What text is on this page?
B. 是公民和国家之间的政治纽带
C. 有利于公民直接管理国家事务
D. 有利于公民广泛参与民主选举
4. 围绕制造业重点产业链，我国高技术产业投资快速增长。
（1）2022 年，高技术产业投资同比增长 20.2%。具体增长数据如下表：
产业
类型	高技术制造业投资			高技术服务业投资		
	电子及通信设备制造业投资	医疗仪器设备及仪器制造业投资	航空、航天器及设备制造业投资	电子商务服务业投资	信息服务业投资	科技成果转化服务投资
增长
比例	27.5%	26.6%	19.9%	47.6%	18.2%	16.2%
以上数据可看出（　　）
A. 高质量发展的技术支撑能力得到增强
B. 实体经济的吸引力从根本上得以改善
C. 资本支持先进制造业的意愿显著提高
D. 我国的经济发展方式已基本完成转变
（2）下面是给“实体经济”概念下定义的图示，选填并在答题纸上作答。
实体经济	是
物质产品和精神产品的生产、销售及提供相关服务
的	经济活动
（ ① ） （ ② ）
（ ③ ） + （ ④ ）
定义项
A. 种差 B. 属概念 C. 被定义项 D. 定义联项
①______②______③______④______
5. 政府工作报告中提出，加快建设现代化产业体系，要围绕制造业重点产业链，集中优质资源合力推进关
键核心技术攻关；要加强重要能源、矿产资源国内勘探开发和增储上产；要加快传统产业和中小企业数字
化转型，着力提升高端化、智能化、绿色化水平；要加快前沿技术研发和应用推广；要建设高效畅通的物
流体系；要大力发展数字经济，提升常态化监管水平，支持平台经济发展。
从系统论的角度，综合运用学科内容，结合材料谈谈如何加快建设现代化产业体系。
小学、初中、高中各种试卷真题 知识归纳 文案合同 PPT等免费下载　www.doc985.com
------------------------------
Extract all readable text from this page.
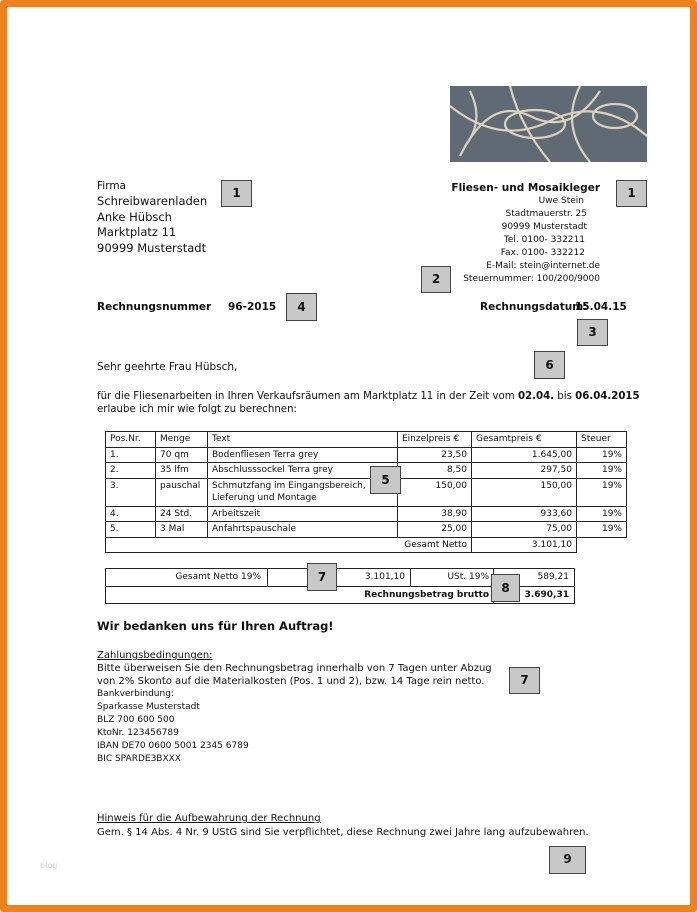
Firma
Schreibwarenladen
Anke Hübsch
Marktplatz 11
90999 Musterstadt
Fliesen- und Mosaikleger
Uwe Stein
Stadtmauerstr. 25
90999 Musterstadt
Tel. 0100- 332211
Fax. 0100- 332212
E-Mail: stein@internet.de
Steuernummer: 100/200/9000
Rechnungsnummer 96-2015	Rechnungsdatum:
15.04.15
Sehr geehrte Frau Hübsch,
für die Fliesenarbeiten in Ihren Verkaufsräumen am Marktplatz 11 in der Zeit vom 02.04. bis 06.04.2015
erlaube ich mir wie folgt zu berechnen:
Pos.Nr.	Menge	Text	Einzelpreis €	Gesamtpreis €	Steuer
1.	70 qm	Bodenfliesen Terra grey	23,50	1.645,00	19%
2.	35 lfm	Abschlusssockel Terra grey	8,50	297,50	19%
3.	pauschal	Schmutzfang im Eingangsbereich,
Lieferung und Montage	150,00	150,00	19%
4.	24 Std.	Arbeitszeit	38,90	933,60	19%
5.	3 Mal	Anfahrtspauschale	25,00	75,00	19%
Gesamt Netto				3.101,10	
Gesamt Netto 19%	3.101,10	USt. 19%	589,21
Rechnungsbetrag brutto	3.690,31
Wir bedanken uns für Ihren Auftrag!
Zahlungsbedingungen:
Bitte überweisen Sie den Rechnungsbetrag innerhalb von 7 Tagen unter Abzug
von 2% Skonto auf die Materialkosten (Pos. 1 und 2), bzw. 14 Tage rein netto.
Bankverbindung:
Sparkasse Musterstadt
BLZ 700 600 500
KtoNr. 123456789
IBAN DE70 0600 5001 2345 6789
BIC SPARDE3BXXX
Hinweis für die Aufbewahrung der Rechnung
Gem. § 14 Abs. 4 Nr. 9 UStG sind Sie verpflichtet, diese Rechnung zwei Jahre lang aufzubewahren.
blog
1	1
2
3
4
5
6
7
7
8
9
------------------------------
What you should do
Go through the records and show every line with the string "grey" in it.

Full output
1.	70 qm	Bodenfliesen Terra grey	23,50	1.645,00	19%
2.	35 lfm	Abschlusssockel Terra grey	8,50	297,50	19%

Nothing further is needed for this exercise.